## The request
Each line that holds the word "JSON" counts once. Give the total number of such lines and nothing else.

## Supplied data
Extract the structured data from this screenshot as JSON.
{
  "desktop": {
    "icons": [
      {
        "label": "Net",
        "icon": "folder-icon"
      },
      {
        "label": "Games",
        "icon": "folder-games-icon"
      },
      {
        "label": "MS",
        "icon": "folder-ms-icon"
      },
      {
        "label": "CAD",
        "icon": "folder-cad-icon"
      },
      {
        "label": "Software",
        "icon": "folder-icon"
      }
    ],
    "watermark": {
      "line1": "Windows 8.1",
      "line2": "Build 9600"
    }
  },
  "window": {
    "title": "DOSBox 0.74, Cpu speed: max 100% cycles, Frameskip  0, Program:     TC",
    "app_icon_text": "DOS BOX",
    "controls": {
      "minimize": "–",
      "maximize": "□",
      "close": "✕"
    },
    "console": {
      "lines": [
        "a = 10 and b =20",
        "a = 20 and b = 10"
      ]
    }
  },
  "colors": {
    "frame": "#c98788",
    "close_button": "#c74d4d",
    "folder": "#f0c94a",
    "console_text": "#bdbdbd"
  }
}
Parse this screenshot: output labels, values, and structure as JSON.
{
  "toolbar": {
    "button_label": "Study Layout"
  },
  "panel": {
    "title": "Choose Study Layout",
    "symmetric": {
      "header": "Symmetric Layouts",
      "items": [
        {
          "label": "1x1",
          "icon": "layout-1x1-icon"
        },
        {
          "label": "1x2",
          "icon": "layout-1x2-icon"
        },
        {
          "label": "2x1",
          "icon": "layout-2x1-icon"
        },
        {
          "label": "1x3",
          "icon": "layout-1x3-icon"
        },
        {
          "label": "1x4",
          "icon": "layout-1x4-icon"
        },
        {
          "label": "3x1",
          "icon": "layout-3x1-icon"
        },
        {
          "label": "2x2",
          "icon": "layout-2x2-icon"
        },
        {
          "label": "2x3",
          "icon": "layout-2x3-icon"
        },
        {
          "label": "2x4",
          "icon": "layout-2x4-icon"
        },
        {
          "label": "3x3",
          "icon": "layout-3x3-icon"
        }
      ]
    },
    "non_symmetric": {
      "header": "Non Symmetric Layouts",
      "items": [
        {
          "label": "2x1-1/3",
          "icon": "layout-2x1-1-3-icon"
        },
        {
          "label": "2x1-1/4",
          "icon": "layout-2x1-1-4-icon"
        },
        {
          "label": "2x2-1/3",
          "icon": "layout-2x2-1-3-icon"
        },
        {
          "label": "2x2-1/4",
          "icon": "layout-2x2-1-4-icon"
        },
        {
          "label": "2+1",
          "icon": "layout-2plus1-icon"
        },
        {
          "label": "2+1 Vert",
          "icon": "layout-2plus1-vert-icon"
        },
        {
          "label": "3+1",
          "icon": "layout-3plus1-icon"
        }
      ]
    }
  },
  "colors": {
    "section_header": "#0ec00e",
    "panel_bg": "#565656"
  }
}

## Response to the exercise
2